• The task: Search the data below for the word "villor" and copy each line that holds it.

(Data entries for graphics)

--- START ---

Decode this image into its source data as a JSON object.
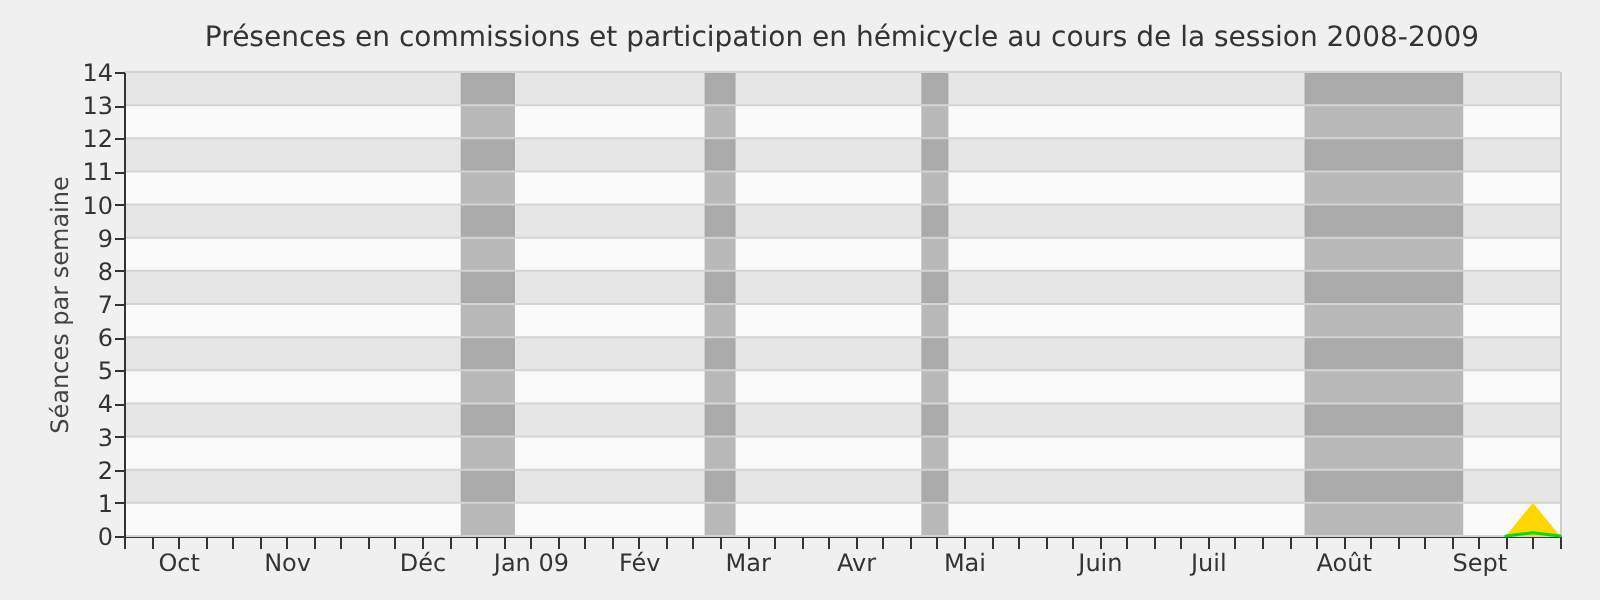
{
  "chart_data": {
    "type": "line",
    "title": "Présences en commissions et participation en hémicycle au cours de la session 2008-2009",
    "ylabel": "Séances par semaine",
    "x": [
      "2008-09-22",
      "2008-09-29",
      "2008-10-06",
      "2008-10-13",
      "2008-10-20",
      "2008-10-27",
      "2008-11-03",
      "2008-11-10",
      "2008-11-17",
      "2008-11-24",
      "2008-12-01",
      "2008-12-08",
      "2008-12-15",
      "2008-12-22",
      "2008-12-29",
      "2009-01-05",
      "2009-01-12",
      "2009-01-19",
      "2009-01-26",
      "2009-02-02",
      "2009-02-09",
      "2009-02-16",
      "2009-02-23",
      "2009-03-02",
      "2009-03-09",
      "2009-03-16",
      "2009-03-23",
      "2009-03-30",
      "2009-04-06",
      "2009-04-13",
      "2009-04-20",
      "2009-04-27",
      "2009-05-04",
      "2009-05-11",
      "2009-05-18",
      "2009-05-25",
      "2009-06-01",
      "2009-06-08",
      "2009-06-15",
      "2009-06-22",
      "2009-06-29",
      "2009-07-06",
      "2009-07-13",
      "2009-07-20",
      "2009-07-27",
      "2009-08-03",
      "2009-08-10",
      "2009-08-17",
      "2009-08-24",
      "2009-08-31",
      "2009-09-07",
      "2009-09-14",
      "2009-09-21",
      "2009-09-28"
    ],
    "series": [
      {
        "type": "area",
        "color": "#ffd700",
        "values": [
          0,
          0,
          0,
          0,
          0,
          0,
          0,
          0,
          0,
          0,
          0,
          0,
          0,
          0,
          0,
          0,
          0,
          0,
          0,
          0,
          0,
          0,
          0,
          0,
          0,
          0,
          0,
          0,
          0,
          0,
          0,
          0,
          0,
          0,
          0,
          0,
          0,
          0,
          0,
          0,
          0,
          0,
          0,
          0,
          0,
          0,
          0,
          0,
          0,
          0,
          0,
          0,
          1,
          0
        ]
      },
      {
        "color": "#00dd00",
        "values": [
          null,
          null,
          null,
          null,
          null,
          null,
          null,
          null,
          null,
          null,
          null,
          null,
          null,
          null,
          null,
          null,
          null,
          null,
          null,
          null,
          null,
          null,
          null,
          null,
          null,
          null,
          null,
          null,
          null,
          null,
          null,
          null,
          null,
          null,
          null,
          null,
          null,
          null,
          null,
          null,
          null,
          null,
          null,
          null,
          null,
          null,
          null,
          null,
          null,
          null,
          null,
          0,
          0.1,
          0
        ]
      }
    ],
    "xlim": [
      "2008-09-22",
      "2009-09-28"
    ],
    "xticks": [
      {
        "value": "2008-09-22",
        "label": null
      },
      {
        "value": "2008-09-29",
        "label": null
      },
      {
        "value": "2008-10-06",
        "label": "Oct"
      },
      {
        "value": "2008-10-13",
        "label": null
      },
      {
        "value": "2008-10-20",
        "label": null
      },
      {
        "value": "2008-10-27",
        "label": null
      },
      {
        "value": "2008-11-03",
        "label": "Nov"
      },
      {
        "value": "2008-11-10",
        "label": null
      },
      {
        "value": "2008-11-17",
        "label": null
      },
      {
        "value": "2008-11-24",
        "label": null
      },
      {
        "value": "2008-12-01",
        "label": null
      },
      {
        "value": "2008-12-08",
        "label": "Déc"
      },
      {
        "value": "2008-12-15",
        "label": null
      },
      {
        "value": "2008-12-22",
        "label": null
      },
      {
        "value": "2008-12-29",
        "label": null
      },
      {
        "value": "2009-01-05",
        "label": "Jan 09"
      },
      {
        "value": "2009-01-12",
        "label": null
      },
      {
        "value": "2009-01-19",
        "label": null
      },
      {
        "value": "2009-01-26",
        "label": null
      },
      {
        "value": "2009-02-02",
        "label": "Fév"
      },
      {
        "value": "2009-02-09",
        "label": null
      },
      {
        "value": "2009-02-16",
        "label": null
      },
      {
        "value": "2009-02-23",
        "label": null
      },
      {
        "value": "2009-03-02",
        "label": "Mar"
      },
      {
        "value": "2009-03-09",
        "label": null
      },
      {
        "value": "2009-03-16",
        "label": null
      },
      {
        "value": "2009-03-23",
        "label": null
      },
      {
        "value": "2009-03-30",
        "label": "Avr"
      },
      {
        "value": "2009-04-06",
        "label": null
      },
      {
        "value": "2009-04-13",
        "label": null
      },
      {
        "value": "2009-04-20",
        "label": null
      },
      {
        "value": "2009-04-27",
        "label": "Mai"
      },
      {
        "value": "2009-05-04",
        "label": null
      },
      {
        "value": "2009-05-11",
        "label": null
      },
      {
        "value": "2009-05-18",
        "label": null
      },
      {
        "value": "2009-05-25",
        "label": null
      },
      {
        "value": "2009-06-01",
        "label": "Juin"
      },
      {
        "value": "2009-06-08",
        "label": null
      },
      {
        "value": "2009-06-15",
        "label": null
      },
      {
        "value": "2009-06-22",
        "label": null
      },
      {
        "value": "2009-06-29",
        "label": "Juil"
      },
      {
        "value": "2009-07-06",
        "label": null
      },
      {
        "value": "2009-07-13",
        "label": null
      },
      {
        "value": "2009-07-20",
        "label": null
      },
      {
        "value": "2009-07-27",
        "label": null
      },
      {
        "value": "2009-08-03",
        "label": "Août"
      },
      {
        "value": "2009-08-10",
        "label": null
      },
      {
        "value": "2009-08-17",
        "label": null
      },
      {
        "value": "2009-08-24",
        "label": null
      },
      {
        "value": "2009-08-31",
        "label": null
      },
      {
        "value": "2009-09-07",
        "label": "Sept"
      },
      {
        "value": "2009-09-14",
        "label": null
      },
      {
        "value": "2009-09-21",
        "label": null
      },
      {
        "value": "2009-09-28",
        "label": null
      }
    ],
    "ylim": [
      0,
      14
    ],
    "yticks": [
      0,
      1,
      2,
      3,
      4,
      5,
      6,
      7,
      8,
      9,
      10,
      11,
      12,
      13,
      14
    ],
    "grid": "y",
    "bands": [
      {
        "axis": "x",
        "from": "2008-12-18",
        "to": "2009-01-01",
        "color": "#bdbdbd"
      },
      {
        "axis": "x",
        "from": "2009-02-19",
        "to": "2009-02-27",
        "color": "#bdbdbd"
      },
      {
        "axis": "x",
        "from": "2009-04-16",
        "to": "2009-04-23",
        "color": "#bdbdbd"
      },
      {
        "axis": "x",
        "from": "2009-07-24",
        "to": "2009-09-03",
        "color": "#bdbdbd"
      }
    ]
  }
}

--- END ---
--- START ---

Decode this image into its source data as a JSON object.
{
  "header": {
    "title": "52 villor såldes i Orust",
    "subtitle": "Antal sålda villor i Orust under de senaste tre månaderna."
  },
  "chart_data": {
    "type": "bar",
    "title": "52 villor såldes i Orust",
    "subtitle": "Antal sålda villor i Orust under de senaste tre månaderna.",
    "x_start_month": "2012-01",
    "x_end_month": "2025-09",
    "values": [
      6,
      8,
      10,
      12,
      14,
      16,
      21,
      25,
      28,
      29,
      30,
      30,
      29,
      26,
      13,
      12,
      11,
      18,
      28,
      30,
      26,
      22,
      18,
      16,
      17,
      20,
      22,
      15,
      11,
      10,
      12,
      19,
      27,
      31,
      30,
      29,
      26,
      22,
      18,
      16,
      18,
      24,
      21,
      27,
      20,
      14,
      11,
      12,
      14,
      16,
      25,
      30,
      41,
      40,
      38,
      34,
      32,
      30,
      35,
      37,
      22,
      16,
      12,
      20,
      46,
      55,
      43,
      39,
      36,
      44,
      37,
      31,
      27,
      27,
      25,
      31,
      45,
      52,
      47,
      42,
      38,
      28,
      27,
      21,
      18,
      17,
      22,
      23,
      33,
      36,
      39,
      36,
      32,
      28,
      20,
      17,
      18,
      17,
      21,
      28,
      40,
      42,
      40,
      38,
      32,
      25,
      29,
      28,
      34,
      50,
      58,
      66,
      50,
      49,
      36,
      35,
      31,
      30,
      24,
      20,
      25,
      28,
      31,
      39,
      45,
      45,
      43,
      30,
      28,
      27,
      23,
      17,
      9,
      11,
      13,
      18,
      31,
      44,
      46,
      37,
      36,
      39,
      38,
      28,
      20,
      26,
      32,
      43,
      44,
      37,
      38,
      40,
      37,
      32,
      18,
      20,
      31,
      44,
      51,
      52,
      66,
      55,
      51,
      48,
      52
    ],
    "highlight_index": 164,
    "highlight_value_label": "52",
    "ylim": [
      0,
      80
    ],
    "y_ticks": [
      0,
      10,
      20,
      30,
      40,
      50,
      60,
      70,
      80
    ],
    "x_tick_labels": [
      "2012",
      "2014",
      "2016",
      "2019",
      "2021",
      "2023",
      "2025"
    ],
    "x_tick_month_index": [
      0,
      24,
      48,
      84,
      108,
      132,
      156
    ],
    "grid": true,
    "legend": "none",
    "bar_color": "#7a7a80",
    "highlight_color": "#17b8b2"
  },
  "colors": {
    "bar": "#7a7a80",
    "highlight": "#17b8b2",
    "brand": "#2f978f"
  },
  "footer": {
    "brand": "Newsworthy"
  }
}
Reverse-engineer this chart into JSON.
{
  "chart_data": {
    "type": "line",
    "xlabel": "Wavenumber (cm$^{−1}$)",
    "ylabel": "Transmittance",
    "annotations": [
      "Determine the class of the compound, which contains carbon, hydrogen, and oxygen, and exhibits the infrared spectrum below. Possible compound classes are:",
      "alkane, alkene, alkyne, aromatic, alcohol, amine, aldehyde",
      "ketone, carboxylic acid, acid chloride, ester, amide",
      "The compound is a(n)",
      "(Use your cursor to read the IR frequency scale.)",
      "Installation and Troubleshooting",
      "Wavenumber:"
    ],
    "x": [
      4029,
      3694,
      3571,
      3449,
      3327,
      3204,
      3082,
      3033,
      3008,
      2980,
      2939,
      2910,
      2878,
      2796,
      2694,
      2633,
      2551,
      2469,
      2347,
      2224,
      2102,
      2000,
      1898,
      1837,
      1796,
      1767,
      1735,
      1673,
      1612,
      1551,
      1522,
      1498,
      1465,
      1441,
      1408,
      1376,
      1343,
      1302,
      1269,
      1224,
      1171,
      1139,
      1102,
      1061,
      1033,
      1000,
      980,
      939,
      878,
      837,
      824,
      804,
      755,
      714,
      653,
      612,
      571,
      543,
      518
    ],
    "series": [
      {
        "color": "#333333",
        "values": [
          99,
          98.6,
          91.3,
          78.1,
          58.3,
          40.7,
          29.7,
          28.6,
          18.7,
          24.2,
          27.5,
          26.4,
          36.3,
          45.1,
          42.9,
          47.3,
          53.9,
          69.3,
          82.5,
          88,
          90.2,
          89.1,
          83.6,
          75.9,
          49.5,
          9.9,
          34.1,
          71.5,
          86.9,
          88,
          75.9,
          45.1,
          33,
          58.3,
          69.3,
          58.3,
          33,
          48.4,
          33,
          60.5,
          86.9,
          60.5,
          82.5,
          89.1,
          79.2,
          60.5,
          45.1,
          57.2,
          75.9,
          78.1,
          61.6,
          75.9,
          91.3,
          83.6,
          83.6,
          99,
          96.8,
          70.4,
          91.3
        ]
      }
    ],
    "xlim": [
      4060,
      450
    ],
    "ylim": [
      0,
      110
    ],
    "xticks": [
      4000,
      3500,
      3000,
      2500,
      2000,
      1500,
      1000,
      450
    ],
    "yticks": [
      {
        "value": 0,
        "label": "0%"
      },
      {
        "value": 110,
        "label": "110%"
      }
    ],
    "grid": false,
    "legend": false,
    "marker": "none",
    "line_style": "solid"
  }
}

--- END ---
--- START ---

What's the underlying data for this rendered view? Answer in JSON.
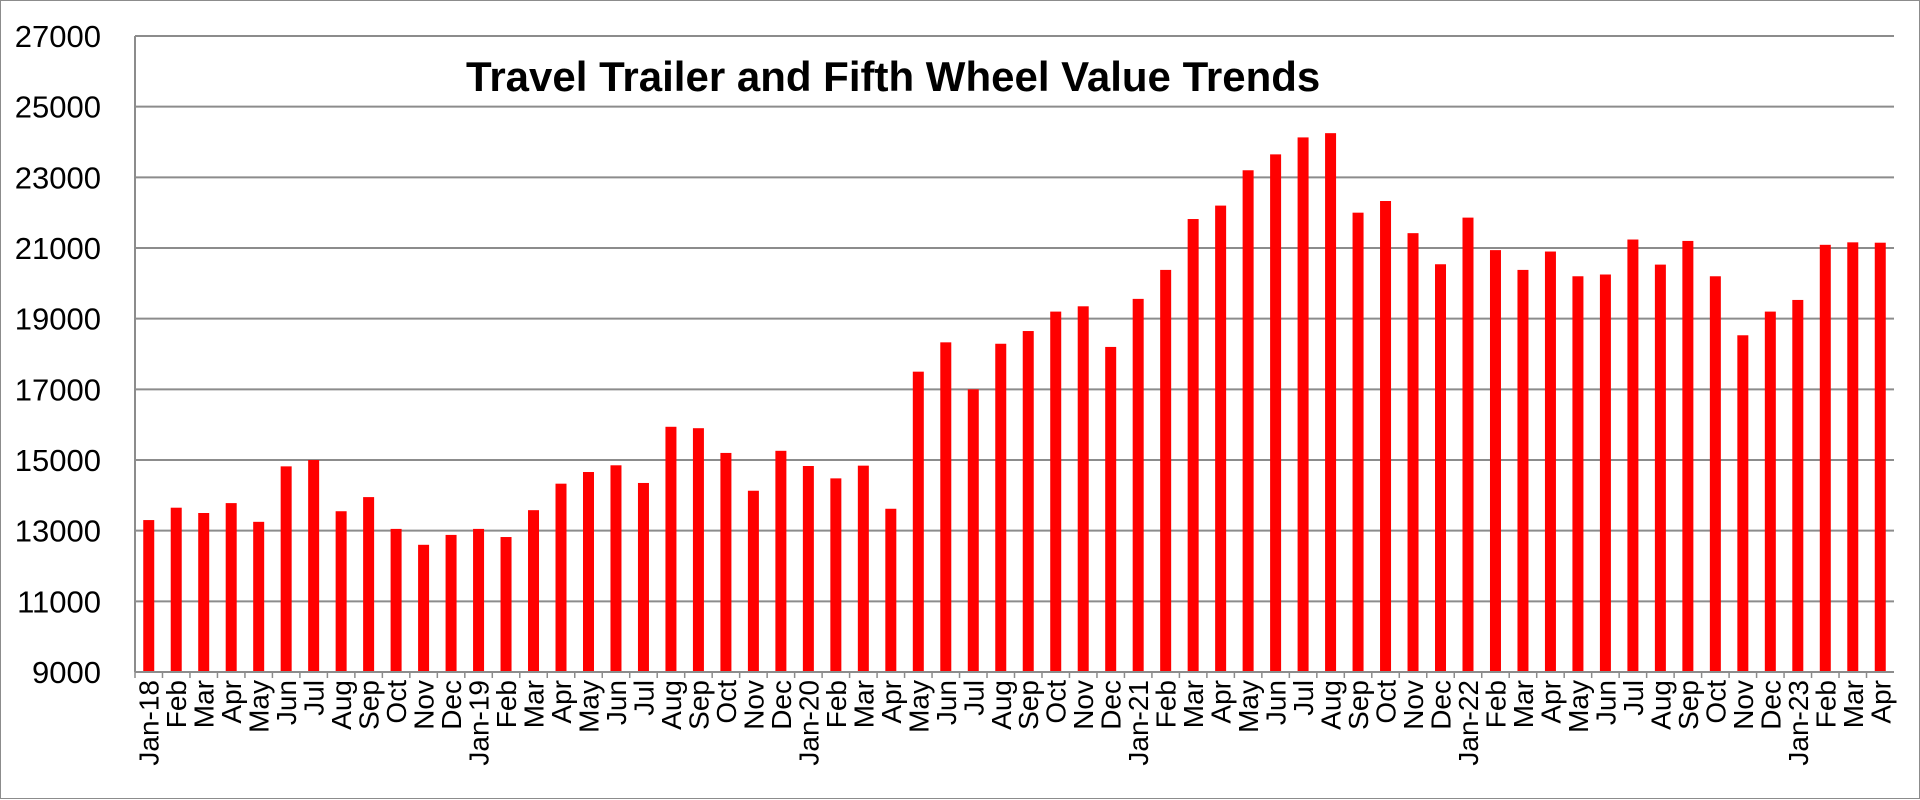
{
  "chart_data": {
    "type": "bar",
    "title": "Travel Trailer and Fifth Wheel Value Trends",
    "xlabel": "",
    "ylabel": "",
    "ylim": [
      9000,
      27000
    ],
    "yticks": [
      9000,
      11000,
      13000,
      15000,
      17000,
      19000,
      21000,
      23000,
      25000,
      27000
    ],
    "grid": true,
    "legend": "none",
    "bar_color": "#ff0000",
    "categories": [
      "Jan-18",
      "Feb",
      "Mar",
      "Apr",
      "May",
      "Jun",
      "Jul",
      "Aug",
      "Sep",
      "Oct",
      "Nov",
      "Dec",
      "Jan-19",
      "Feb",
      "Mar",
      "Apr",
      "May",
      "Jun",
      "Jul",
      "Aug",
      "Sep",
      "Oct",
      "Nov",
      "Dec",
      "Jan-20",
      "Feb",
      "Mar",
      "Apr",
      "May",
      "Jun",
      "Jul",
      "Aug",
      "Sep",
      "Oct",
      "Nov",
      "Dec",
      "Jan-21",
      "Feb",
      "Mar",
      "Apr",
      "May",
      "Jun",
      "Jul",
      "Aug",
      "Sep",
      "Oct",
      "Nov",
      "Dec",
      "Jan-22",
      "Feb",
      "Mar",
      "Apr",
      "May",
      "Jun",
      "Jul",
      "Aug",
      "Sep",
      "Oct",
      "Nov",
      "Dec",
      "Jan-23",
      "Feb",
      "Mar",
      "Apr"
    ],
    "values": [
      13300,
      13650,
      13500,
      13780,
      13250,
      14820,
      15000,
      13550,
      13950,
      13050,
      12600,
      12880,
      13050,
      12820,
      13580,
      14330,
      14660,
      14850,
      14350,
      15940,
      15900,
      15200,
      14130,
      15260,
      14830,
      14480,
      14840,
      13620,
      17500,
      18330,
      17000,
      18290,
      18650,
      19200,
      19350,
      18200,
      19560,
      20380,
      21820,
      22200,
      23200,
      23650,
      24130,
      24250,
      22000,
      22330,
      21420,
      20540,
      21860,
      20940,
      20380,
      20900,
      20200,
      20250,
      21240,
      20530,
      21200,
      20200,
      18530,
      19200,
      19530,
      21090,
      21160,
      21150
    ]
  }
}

--- END ---

• Solution:
    "title": "52 villor såldes i Orust",
    "subtitle": "Antal sålda villor i Orust under de senaste tre månaderna."
    "title": "52 villor såldes i Orust",
    "subtitle": "Antal sålda villor i Orust under de senaste tre månaderna.",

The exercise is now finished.